Dataset excerpt:
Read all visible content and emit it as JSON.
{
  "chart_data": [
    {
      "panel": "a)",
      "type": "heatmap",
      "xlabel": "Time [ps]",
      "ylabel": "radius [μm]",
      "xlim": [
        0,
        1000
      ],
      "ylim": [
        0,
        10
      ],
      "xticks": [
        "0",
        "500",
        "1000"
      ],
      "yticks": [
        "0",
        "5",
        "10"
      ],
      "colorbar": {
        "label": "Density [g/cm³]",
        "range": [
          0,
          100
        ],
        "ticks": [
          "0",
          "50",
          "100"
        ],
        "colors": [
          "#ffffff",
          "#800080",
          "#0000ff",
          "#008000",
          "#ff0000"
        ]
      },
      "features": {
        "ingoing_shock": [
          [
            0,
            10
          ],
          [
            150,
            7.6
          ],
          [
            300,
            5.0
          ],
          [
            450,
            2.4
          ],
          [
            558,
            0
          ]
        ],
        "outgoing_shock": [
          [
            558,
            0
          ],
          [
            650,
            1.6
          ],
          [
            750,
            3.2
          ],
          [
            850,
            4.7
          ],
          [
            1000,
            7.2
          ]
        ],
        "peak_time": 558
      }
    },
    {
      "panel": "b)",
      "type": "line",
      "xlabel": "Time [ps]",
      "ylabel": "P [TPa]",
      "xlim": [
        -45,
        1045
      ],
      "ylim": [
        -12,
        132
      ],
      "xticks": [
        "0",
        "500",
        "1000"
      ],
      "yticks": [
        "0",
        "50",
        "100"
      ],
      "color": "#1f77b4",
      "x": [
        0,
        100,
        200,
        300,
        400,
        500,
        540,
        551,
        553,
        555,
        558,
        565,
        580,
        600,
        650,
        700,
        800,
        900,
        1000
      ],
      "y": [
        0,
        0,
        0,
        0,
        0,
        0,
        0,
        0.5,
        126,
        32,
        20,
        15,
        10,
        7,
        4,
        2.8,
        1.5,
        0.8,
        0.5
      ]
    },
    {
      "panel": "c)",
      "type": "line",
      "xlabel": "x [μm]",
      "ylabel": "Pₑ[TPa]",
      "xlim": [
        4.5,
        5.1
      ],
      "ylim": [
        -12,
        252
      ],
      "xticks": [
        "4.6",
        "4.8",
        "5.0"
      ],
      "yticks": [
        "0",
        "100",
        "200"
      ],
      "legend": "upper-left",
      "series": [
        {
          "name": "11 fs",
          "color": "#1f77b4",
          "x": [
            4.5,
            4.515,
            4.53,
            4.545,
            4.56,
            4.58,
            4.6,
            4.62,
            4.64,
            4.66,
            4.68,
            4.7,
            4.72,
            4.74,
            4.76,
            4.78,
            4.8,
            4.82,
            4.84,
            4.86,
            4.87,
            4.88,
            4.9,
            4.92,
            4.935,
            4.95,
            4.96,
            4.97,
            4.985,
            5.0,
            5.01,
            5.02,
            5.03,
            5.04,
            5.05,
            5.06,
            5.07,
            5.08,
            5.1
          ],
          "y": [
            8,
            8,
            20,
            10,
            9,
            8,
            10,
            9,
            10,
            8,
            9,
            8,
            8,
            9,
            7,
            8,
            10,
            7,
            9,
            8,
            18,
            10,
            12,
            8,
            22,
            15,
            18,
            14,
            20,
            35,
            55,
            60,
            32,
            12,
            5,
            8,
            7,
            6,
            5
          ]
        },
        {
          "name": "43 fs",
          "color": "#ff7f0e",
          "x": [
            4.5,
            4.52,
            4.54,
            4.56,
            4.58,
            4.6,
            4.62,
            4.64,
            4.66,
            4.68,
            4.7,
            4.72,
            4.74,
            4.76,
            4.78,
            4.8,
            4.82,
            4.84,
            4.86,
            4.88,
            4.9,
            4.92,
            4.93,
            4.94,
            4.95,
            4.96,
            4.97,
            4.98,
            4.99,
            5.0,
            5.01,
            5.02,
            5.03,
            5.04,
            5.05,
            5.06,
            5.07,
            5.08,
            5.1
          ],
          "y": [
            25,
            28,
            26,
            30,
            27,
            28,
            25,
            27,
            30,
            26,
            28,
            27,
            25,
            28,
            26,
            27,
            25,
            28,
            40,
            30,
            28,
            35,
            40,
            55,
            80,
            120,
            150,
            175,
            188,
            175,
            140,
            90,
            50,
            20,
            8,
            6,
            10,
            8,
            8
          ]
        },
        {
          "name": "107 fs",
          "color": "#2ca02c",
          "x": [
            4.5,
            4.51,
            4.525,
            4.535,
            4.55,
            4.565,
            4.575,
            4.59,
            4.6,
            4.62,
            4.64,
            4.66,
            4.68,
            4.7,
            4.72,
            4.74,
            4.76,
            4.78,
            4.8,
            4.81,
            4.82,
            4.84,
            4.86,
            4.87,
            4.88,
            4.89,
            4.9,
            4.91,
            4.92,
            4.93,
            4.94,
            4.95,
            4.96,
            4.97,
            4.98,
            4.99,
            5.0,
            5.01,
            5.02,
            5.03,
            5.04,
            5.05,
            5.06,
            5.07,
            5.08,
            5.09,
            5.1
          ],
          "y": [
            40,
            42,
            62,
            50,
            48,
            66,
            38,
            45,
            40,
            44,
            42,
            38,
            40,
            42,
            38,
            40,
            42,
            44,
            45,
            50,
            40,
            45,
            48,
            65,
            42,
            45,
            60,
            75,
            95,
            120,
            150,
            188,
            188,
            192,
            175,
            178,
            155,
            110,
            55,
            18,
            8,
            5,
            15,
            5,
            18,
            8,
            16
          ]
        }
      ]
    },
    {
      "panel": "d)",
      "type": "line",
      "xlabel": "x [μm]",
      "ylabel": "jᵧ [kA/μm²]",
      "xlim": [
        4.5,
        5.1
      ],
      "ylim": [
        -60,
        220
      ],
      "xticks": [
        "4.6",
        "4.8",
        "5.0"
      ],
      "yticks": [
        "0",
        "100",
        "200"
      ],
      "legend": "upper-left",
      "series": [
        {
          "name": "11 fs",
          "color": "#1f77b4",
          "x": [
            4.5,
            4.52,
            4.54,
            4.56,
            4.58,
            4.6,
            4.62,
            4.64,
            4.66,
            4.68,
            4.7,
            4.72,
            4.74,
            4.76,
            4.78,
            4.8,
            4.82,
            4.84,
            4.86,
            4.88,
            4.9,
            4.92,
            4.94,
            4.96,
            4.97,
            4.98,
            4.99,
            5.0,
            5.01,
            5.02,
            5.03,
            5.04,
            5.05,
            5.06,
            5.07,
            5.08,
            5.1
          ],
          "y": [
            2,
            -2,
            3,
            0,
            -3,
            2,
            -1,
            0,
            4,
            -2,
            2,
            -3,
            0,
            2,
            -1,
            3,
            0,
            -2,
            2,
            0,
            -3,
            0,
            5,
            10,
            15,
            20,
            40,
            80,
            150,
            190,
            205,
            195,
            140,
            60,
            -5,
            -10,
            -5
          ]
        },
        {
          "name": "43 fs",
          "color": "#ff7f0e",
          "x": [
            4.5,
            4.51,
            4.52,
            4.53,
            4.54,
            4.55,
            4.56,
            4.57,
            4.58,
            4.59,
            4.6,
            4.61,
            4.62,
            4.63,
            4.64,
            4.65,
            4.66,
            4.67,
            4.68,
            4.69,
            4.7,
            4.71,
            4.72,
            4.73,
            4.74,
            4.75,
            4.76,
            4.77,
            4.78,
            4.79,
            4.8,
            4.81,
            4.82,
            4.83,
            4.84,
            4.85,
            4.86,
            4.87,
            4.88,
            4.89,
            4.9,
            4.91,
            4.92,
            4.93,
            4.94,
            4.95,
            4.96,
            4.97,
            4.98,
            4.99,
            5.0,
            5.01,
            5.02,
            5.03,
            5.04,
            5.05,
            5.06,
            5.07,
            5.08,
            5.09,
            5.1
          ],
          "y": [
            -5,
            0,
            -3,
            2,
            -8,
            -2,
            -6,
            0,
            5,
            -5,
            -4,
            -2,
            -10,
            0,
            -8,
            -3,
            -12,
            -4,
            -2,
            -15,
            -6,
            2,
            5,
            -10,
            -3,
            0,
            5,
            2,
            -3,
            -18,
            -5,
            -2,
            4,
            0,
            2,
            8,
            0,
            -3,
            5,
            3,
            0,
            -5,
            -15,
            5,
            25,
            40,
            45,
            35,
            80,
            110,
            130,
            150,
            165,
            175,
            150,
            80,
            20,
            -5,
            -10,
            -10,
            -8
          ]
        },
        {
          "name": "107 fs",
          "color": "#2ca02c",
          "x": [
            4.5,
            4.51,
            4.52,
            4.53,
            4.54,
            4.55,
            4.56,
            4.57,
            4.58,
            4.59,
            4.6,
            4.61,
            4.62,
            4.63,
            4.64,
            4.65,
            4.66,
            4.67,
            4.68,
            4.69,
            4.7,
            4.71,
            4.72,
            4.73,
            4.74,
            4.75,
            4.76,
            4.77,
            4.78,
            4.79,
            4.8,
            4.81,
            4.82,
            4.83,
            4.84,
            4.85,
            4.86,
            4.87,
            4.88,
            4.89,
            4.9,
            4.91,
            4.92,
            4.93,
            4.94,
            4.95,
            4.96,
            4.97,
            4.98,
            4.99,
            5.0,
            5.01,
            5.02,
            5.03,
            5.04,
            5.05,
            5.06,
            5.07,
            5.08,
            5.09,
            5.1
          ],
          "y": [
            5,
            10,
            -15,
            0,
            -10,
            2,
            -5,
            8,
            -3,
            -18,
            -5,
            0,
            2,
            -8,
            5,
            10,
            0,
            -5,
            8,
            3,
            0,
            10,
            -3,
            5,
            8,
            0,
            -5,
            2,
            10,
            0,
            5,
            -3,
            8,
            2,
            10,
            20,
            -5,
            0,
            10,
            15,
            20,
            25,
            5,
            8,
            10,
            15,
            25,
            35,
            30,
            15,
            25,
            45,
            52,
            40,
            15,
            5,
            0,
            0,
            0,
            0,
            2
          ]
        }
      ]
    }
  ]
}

◆ **WHAT THE EXERCISE ASKS**: Looking at the records above, work out how many lines include the word "ylabel", then give that number by itself.

◆ **EXERCISE SOLUTION**: 4